### WORK TO COMPLETE
Give the count of lines in the data that include "screenshot", with no other words.

*****

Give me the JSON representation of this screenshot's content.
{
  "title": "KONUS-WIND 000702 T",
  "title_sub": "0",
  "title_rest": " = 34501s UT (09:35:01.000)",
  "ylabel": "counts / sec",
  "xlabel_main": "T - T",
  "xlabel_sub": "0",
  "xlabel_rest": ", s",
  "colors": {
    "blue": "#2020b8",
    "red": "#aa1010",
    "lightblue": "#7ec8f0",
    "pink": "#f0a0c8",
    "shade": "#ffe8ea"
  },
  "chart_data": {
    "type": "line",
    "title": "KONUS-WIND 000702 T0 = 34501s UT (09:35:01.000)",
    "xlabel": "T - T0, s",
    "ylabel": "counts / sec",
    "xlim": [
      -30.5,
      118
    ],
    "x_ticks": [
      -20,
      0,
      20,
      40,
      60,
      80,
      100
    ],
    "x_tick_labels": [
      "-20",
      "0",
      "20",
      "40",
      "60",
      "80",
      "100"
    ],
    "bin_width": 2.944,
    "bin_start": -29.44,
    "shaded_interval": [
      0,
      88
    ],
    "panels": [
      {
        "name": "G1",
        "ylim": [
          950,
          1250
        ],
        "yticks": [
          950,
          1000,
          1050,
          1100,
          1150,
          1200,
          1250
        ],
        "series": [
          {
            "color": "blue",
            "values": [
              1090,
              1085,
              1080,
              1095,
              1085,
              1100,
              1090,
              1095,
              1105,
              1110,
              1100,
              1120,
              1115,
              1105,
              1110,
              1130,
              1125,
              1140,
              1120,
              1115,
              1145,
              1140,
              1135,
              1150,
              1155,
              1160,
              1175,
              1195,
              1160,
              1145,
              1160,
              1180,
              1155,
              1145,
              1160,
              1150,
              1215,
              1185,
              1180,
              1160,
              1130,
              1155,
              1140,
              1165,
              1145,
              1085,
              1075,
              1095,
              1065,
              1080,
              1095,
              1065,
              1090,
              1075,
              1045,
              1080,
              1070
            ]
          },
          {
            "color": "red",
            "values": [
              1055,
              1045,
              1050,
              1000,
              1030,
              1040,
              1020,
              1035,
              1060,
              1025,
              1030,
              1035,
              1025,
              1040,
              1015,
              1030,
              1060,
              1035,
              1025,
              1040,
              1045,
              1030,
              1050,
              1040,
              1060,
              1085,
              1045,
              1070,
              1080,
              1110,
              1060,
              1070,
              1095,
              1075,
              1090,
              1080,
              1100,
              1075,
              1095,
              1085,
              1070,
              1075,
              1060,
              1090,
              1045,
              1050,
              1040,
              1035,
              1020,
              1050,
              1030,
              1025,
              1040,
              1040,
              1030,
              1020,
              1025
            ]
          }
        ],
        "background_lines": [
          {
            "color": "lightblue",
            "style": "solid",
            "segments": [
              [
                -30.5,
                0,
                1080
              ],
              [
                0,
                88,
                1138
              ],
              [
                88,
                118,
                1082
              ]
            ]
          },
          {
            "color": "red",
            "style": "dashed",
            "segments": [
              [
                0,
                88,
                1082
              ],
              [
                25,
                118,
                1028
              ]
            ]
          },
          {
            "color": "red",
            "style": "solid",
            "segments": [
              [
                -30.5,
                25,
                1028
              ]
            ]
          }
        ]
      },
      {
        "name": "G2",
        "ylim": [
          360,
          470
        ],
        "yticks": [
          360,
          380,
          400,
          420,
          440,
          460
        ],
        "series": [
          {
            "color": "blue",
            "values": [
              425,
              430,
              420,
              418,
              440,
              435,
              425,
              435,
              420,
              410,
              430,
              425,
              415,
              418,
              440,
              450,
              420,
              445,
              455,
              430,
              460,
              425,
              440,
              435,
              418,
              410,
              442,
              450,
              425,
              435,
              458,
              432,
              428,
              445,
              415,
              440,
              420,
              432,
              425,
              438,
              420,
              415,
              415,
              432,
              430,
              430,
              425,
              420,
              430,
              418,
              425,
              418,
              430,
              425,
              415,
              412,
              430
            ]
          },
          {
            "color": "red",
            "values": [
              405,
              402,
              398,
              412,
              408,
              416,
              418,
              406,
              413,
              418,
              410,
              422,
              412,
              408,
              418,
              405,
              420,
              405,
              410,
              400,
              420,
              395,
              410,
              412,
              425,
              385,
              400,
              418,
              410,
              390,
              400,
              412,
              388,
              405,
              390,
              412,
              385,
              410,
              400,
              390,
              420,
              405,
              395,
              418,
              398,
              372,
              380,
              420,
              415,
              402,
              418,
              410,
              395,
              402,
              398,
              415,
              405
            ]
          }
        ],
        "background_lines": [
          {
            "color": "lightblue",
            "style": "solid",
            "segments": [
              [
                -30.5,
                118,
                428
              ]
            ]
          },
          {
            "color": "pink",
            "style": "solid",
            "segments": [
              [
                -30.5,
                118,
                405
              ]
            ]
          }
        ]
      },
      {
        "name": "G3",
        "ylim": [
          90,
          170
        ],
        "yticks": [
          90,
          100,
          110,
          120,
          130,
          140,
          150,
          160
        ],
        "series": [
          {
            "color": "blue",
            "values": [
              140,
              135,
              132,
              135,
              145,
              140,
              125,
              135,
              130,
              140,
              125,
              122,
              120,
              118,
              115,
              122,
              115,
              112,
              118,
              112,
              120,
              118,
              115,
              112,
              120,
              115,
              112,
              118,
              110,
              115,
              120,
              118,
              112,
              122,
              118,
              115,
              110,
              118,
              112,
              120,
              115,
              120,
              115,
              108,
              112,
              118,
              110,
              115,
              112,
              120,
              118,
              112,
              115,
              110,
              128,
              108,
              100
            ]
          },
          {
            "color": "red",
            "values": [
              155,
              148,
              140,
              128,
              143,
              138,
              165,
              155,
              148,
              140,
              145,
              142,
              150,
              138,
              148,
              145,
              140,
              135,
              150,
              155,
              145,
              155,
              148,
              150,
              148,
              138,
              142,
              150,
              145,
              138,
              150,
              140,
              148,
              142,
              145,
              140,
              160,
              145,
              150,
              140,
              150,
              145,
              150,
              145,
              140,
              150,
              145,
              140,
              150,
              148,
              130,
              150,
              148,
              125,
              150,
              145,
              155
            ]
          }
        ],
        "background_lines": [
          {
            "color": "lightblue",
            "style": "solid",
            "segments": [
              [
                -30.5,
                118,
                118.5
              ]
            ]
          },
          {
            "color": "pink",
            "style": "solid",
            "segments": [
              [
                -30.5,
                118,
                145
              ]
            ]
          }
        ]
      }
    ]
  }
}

*****

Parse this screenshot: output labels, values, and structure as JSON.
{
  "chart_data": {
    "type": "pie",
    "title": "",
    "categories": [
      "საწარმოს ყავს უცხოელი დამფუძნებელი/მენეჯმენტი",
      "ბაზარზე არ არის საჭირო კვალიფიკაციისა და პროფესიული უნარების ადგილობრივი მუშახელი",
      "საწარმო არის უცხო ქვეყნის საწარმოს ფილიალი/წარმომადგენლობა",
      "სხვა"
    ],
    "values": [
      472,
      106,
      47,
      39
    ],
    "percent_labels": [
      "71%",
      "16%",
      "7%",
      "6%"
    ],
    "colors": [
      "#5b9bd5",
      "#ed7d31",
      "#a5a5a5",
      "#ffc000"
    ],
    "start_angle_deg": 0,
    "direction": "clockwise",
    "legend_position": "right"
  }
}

*****

### EXERCISE RESULT
2